TASK
In the records below, can you reproduce word for word every line from the one containing "- header-rule: [163, 204, 689, 205]" up to and including the one containing "- dot-leader: [448, 519, 659, 545]"?

────────────────────────────────────────

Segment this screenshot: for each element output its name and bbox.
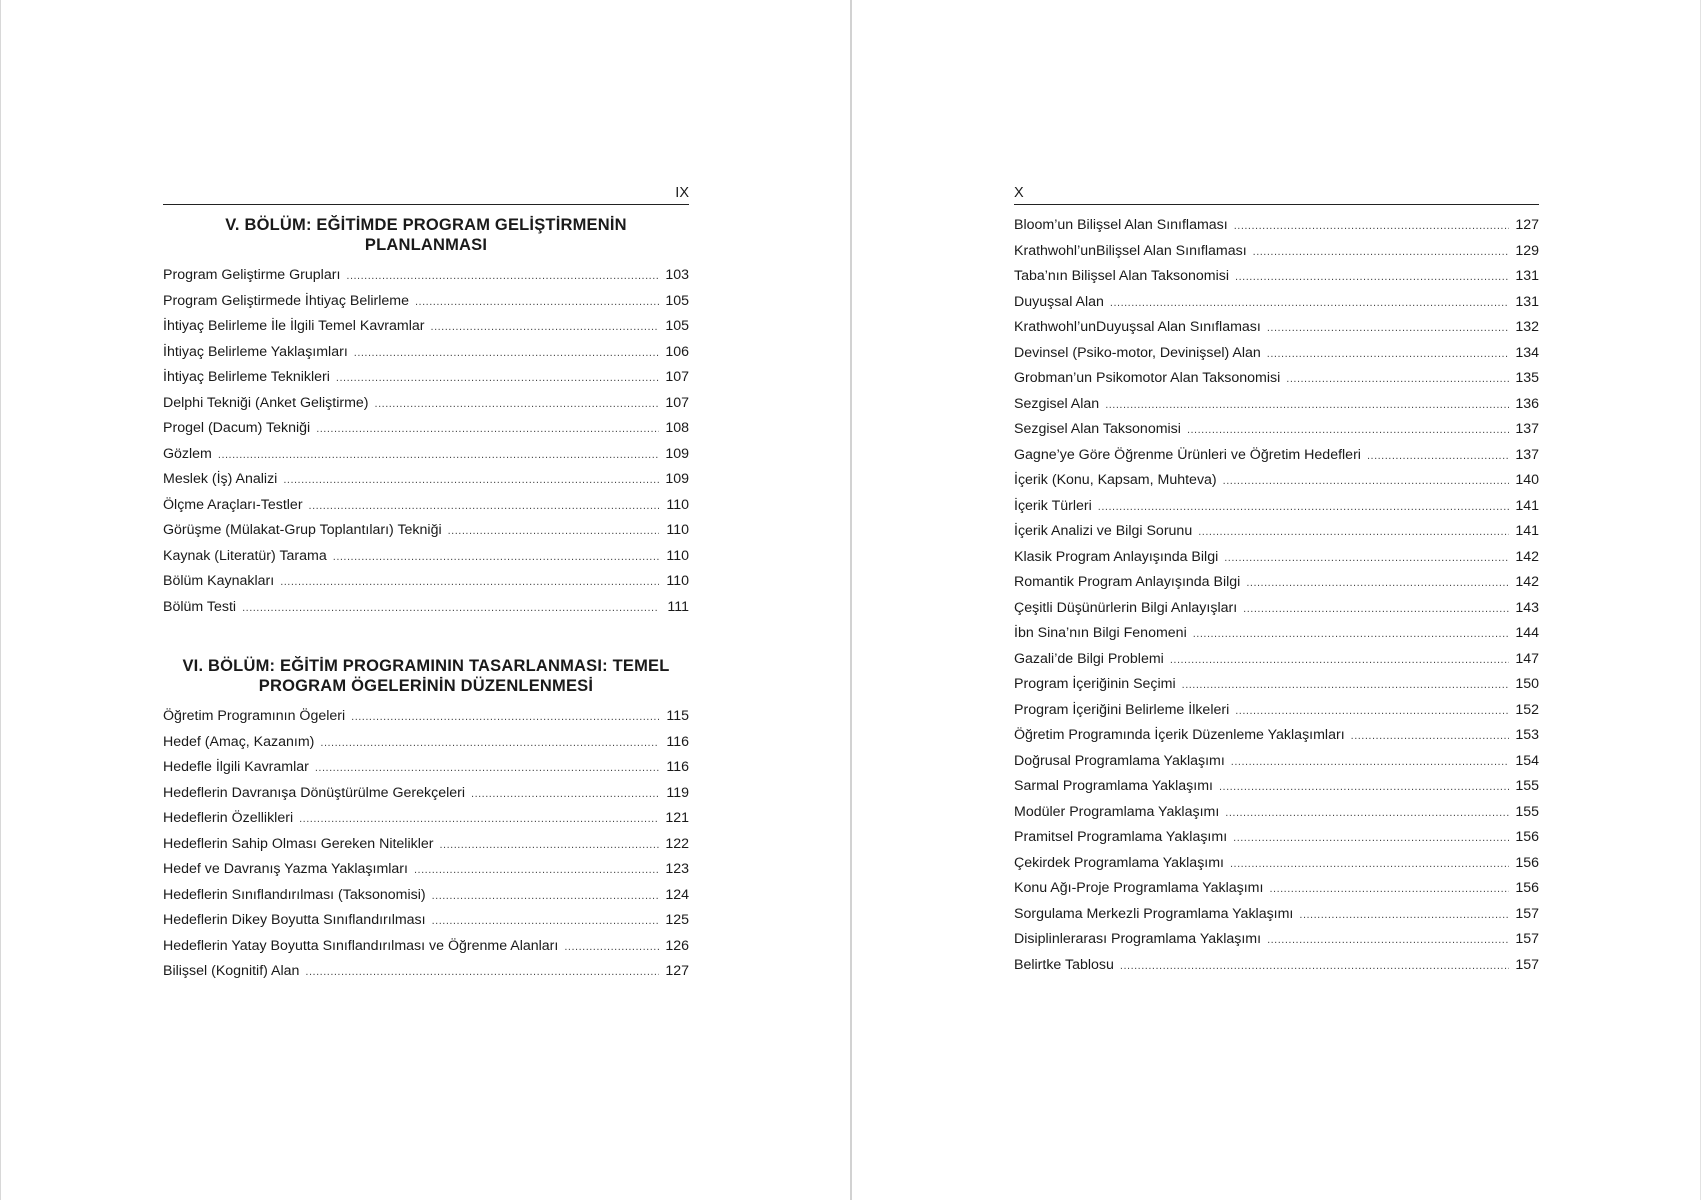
- header-rule: [163, 204, 689, 205]
- toc-entry-title: İçerik (Konu, Kapsam, Muhteva): [1014, 472, 1217, 488]
- page-gutter: [850, 0, 852, 1200]
- dot-leader: [1182, 673, 1509, 699]
- toc-entry-title: Çekirdek Programlama Yaklaşımı: [1014, 854, 1224, 871]
- toc-entry[interactable]: [1014, 545, 1539, 571]
- toc-entry[interactable]: [1014, 213, 1539, 239]
- dot-leader: [1235, 265, 1509, 291]
- toc-entry[interactable]: [163, 544, 689, 570]
- dot-leader: [471, 782, 659, 808]
- toc-entry-title: Çeşitli Düşünürlerin Bilgi Anlayışları: [1014, 599, 1238, 616]
- toc-entry-page: 107: [665, 369, 689, 385]
- toc-entry-page: 136: [1515, 395, 1539, 412]
- toc-entry[interactable]: [1014, 723, 1539, 749]
- dot-leader: [448, 519, 659, 545]
- dot-leader: [1351, 724, 1509, 750]
- toc-entry-page: 110: [666, 522, 689, 538]
- page-number: X: [1014, 185, 1024, 201]
- toc-entry-page: 154: [1515, 752, 1539, 769]
- dot-leader: [1267, 342, 1509, 368]
- toc-entry-title: İçerik Analizi ve Bilgi Sorunu: [1014, 523, 1193, 539]
- toc-entry-title: Grobman’un Psikomotor Alan Taksonomisi: [1014, 370, 1281, 386]
- dot-leader: [1367, 444, 1509, 470]
- dot-leader: [1120, 954, 1509, 980]
- toc-entry-title: Bölüm Testi: [163, 598, 237, 615]
- dot-leader: [414, 858, 659, 884]
- chapter-heading: [163, 656, 689, 696]
- dot-leader: [1233, 826, 1509, 852]
- toc-entry-page: 155: [1515, 803, 1539, 820]
- dot-leader: [1253, 240, 1509, 266]
- toc-entry-title: Hedefle İlgili Kavramlar: [163, 759, 309, 775]
- toc-entry[interactable]: [1014, 315, 1539, 341]
- toc-entry-page: 132: [1515, 319, 1539, 335]
- dot-leader: [439, 833, 659, 859]
- toc-entry-title: Hedeflerin Dikey Boyutta Sınıflandırılması: [163, 912, 426, 928]
- toc-entry-page: 115: [666, 708, 689, 724]
- toc-entry-page: 150: [1515, 676, 1539, 692]
- toc-entry-title: Modüler Programlama Yaklaşımı: [1014, 803, 1220, 820]
- dot-leader: [1223, 469, 1509, 495]
- toc-entry[interactable]: [163, 595, 689, 621]
- toc-entry[interactable]: [163, 340, 689, 366]
- toc-entry-title: Hedef (Amaç, Kazanım): [163, 733, 315, 750]
- toc-entry[interactable]: [1014, 417, 1539, 443]
- dot-leader: [1299, 903, 1509, 929]
- dot-leader: [1193, 622, 1509, 648]
- toc-entry-page: 116: [666, 759, 689, 775]
- toc-entry[interactable]: [1014, 825, 1539, 851]
- toc-entry-title: Öğretim Programında İçerik Düzenleme Yaklaşımları: [1014, 727, 1345, 743]
- toc-entry-title: Progel (Dacum) Tekniği: [163, 420, 311, 436]
- toc-entry-page: 110: [666, 547, 689, 564]
- dot-leader: [346, 264, 659, 290]
- toc-entry[interactable]: [163, 832, 689, 858]
- toc-entry-page: 156: [1515, 880, 1539, 896]
- header-rule: [1014, 204, 1539, 205]
- toc-entry[interactable]: [163, 263, 689, 289]
- chapter-heading: [163, 215, 689, 255]
- dot-leader: [351, 705, 659, 731]
- toc-entry-page: 156: [1515, 854, 1539, 871]
- toc-entry-title: Sezgisel Alan: [1014, 395, 1100, 412]
- toc-entry[interactable]: [1014, 468, 1539, 494]
- toc-entry-page: 107: [665, 394, 689, 411]
- toc-entry-page: 131: [1515, 293, 1539, 310]
- toc-entry-page: 137: [1515, 421, 1539, 437]
- toc-entry[interactable]: [1014, 698, 1539, 724]
- toc-entry-title: Hedeflerin Özellikleri: [163, 810, 294, 826]
- toc-entry[interactable]: [163, 730, 689, 756]
- toc-entry-page: 129: [1515, 242, 1539, 259]
- toc-entry-title: Delphi Tekniği (Anket Geliştirme): [163, 394, 369, 411]
- toc-entry-title: İhtiyaç Belirleme Yaklaşımları: [163, 343, 348, 360]
- dot-leader: [1225, 801, 1509, 827]
- dot-leader: [280, 570, 659, 596]
- toc-entry[interactable]: [1014, 290, 1539, 316]
- toc-entry[interactable]: [1014, 672, 1539, 698]
- dot-leader: [1198, 520, 1509, 546]
- dot-leader: [309, 494, 659, 520]
- toc-entry[interactable]: [1014, 774, 1539, 800]
- toc-entry[interactable]: [1014, 851, 1539, 877]
- dot-leader: [1235, 699, 1509, 725]
- toc-entry-page: 110: [666, 573, 689, 589]
- toc-entry-page: 124: [665, 886, 689, 903]
- dot-leader: [1230, 852, 1509, 878]
- toc-entry-title: Öğretim Programının Ögeleri: [163, 708, 346, 724]
- toc-entry-title: Klasik Program Anlayışında Bilgi: [1014, 548, 1219, 565]
- dot-leader: [1170, 648, 1509, 674]
- toc-entry[interactable]: [163, 934, 689, 960]
- toc-entry[interactable]: [163, 806, 689, 832]
- toc-entry-page: 108: [665, 420, 689, 436]
- toc-entry-title: Belirtke Tablosu: [1014, 956, 1114, 973]
- toc-list: [1014, 213, 1539, 978]
- toc-entry[interactable]: [1014, 800, 1539, 826]
- toc-entry-page: 116: [666, 733, 689, 750]
- toc-entry-title: Doğrusal Programlama Yaklaşımı: [1014, 752, 1225, 769]
- toc-entry-title: Krathwohl’unBilişsel Alan Sınıflaması: [1014, 242, 1247, 259]
- toc-entry-title: Bloom’un Bilişsel Alan Sınıflaması: [1014, 217, 1228, 233]
- right-page: [1014, 184, 1539, 978]
- toc-entry-title: İhtiyaç Belirleme Teknikleri: [163, 369, 330, 385]
- toc-entry-title: Gazali’de Bilgi Problemi: [1014, 650, 1164, 667]
- toc-entry[interactable]: [163, 781, 689, 807]
- dot-leader: [320, 731, 659, 757]
- dot-leader: [1269, 877, 1509, 903]
- toc-entry-page: 153: [1515, 727, 1539, 743]
- toc-entry-page: 119: [666, 784, 689, 801]
- dot-leader: [1286, 367, 1509, 393]
- toc-entry-page: 121: [665, 810, 689, 826]
- dot-leader: [316, 417, 659, 443]
- toc-entry-title: Hedeflerin Davranışa Dönüştürülme Gerekçeleri: [163, 784, 466, 801]
- toc-entry[interactable]: [163, 416, 689, 442]
- toc-entry-title: Ölçme Araçları-Testler: [163, 496, 303, 513]
- toc-entry-title: Gözlem: [163, 445, 212, 462]
- toc-entry[interactable]: [1014, 749, 1539, 775]
- dot-leader: [1267, 928, 1509, 954]
- toc-entry-page: 142: [1515, 574, 1539, 590]
- chapter-heading-line: VI. BÖLÜM: EĞİTİM PROGRAMININ TASARLANMASI: TEMEL: [182, 657, 670, 675]
- toc-entry-title: Krathwohl’unDuyuşsal Alan Sınıflaması: [1014, 319, 1261, 335]
- toc-entry-page: 131: [1515, 268, 1539, 284]
- toc-entry-page: 141: [1515, 523, 1539, 539]
- toc-entry-page: 157: [1515, 931, 1539, 947]
- dot-leader: [1098, 495, 1509, 521]
- dot-leader: [299, 807, 659, 833]
- toc-entry[interactable]: [1014, 570, 1539, 596]
- toc-entry[interactable]: [1014, 519, 1539, 545]
- toc-entry-title: Program İçeriğini Belirleme İlkeleri: [1014, 701, 1230, 718]
- toc-entry-page: 155: [1515, 778, 1539, 794]
- toc-entry-page: 134: [1515, 344, 1539, 361]
- toc-entry-page: 127: [1515, 217, 1539, 233]
- toc-entry-title: İçerik Türleri: [1014, 497, 1092, 514]
- toc-entry-page: 135: [1515, 370, 1539, 386]
- toc-entry-page: 111: [667, 598, 689, 615]
- toc-entry[interactable]: [1014, 927, 1539, 953]
- dot-leader: [218, 443, 659, 469]
- toc-entry[interactable]: [163, 314, 689, 340]
- toc-entry-title: Program Geliştirmede İhtiyaç Belirleme: [163, 292, 409, 309]
- toc-entry-page: 103: [665, 267, 689, 283]
- toc-entry-page: 106: [665, 343, 689, 360]
- toc-entry-page: 144: [1515, 625, 1539, 641]
- toc-entry-title: Sezgisel Alan Taksonomisi: [1014, 421, 1181, 437]
- chapter-heading-line: PROGRAM ÖGELERİNİN DÜZENLENMESİ: [258, 677, 594, 695]
- toc-entry[interactable]: [163, 908, 689, 934]
- toc-entry[interactable]: [163, 959, 689, 985]
- toc-entry-title: Meslek (İş) Analizi: [163, 471, 278, 487]
- dot-leader: [1224, 546, 1509, 572]
- toc-entry[interactable]: [163, 883, 689, 909]
- toc-entry-page: 125: [665, 912, 689, 928]
- page-number: IX: [675, 185, 689, 201]
- toc-entry-title: Hedef ve Davranış Yazma Yaklaşımları: [163, 861, 408, 877]
- toc-entry-page: 123: [665, 861, 689, 877]
- dot-leader: [564, 935, 659, 961]
- toc-entry-title: İhtiyaç Belirleme İle İlgili Temel Kavramlar: [163, 318, 425, 334]
- toc-entry-page: 109: [665, 471, 689, 487]
- toc-entry-title: Hedeflerin Sınıflandırılması (Taksonomisi): [163, 886, 426, 903]
- toc-entry[interactable]: [1014, 953, 1539, 979]
- toc-entry-page: 157: [1515, 956, 1539, 973]
- toc-entry[interactable]: [163, 365, 689, 391]
- toc-entry-title: Hedeflerin Sahip Olması Gereken Nitelikler: [163, 835, 434, 852]
- toc-entry-page: 152: [1515, 701, 1539, 718]
- toc-entry[interactable]: [1014, 876, 1539, 902]
- toc-entry[interactable]: [163, 391, 689, 417]
- toc-entry[interactable]: [163, 289, 689, 315]
- toc-entry-title: Sarmal Programlama Yaklaşımı: [1014, 778, 1213, 794]
- toc-entry[interactable]: [1014, 494, 1539, 520]
- toc-entry[interactable]: [163, 493, 689, 519]
- toc-entry-page: 140: [1515, 472, 1539, 488]
- toc-entry-page: 143: [1515, 599, 1539, 616]
- left-page-edge: [0, 0, 1, 1200]
- toc-entry-page: 122: [665, 835, 689, 852]
- dot-leader: [242, 596, 659, 622]
- toc-entry[interactable]: [163, 569, 689, 595]
- toc-entry-title: Romantik Program Anlayışında Bilgi: [1014, 574, 1241, 590]
- toc-entry-page: 156: [1515, 829, 1539, 845]
- toc-entry-title: Disiplinlerarası Programlama Yaklaşımı: [1014, 931, 1262, 947]
- toc-entry-page: 110: [666, 496, 689, 513]
- toc-entry-title: Gagne’ye Göre Öğrenme Ürünleri ve Öğretim Hedefleri: [1014, 446, 1361, 463]
- toc-entry[interactable]: [163, 704, 689, 730]
- toc-entry-title: Konu Ağı-Proje Programlama Yaklaşımı: [1014, 880, 1264, 896]
- toc-entry[interactable]: [1014, 341, 1539, 367]
- dot-leader: [333, 545, 659, 571]
- dot-leader: [1243, 597, 1509, 623]
- toc-list: [163, 704, 689, 985]
- toc-entry-page: 137: [1515, 446, 1539, 463]
- toc-entry-page: 157: [1515, 905, 1539, 922]
- toc-entry-title: Duyuşsal Alan: [1014, 293, 1104, 310]
- toc-list: [163, 263, 689, 620]
- toc-entry-title: Bilişsel (Kognitif) Alan: [163, 963, 300, 979]
- dot-leader: [1246, 571, 1509, 597]
- dot-leader: [432, 909, 659, 935]
- dot-leader: [1267, 316, 1509, 342]
- toc-entry[interactable]: [163, 467, 689, 493]
- toc-entry[interactable]: [163, 442, 689, 468]
- dot-leader: [336, 366, 659, 392]
- toc-entry[interactable]: [1014, 392, 1539, 418]
- toc-entry-title: Program İçeriğinin Seçimi: [1014, 676, 1176, 692]
- toc-entry[interactable]: [1014, 443, 1539, 469]
- toc-entry-page: 142: [1515, 548, 1539, 565]
- chapter-heading-line: PLANLANMASI: [364, 236, 488, 254]
- toc-entry[interactable]: [1014, 239, 1539, 265]
- toc-entry-page: 105: [665, 292, 689, 309]
- toc-entry-title: Devinsel (Psiko-motor, Devinişsel) Alan: [1014, 344, 1261, 361]
- dot-leader: [305, 960, 659, 986]
- toc-entry-page: 109: [665, 445, 689, 462]
- toc-entry[interactable]: [1014, 366, 1539, 392]
- toc-entry-title: Program Geliştirme Grupları: [163, 267, 341, 283]
- toc-entry[interactable]: [163, 518, 689, 544]
- dot-leader: [1219, 775, 1509, 801]
- toc-entry[interactable]: [1014, 596, 1539, 622]
- toc-entry-title: Görüşme (Mülakat-Grup Toplantıları) Tekniği: [163, 522, 442, 538]
- chapter-heading-line: V. BÖLÜM: EĞİTİMDE PROGRAM GELİŞTİRMENİN: [225, 216, 627, 234]
- dot-leader: [1187, 418, 1509, 444]
- toc-entry-page: 126: [665, 937, 689, 954]
- toc-entry-title: Sorgulama Merkezli Programlama Yaklaşımı: [1014, 905, 1294, 922]
- toc-entry-title: Kaynak (Literatür) Tarama: [163, 547, 327, 564]
- toc-entry-title: Bölüm Kaynakları: [163, 573, 275, 589]
- dot-leader: [315, 756, 659, 782]
- dot-leader: [1110, 291, 1509, 317]
- dot-leader: [431, 315, 659, 341]
- toc-entry-title: Pramitsel Programlama Yaklaşımı: [1014, 829, 1228, 845]
- toc-entry[interactable]: [1014, 621, 1539, 647]
- toc-entry-title: Hedeflerin Yatay Boyutta Sınıflandırılması ve Öğrenme Alanları: [163, 937, 559, 954]
- dot-leader: [354, 341, 659, 367]
- toc-entry[interactable]: [1014, 264, 1539, 290]
- dot-leader: [283, 468, 659, 494]
- toc-entry-title: İbn Sina’nın Bilgi Fenomeni: [1014, 625, 1187, 641]
- toc-entry-page: 147: [1515, 650, 1539, 667]
- toc-entry[interactable]: [163, 857, 689, 883]
- toc-entry[interactable]: [163, 755, 689, 781]
- toc-entry-page: 105: [665, 318, 689, 334]
- dot-leader: [1105, 393, 1509, 419]
- toc-entry-page: 141: [1515, 497, 1539, 514]
- toc-entry-title: Taba’nın Bilişsel Alan Taksonomisi: [1014, 268, 1230, 284]
- dot-leader: [415, 290, 659, 316]
- toc-entry-page: 127: [665, 963, 689, 979]
- dot-leader: [432, 884, 659, 910]
- dot-leader: [1231, 750, 1509, 776]
- toc-entry[interactable]: [1014, 647, 1539, 673]
- dot-leader: [1234, 214, 1509, 240]
- dot-leader: [375, 392, 659, 418]
- toc-entry[interactable]: [1014, 902, 1539, 928]
- left-page: [163, 184, 689, 985]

────────────────────────────────────────

ANSWER TO THE EXERCISE
- header-rule: [163, 204, 689, 205]
- toc-entry-title: İçerik (Konu, Kapsam, Muhteva): [1014, 472, 1217, 488]
- page-gutter: [850, 0, 852, 1200]
- dot-leader: [1182, 673, 1509, 699]
- toc-entry-title: Çekirdek Programlama Yaklaşımı: [1014, 854, 1224, 871]
- toc-entry[interactable]: [1014, 545, 1539, 571]
- toc-entry[interactable]: [1014, 213, 1539, 239]
- dot-leader: [1235, 265, 1509, 291]
- toc-entry[interactable]: [163, 544, 689, 570]
- dot-leader: [471, 782, 659, 808]
- toc-entry-title: Çeşitli Düşünürlerin Bilgi Anlayışları: [1014, 599, 1238, 616]
- toc-entry-page: 107: [665, 369, 689, 385]
- toc-entry-page: 136: [1515, 395, 1539, 412]
- toc-entry[interactable]: [1014, 723, 1539, 749]
- dot-leader: [448, 519, 659, 545]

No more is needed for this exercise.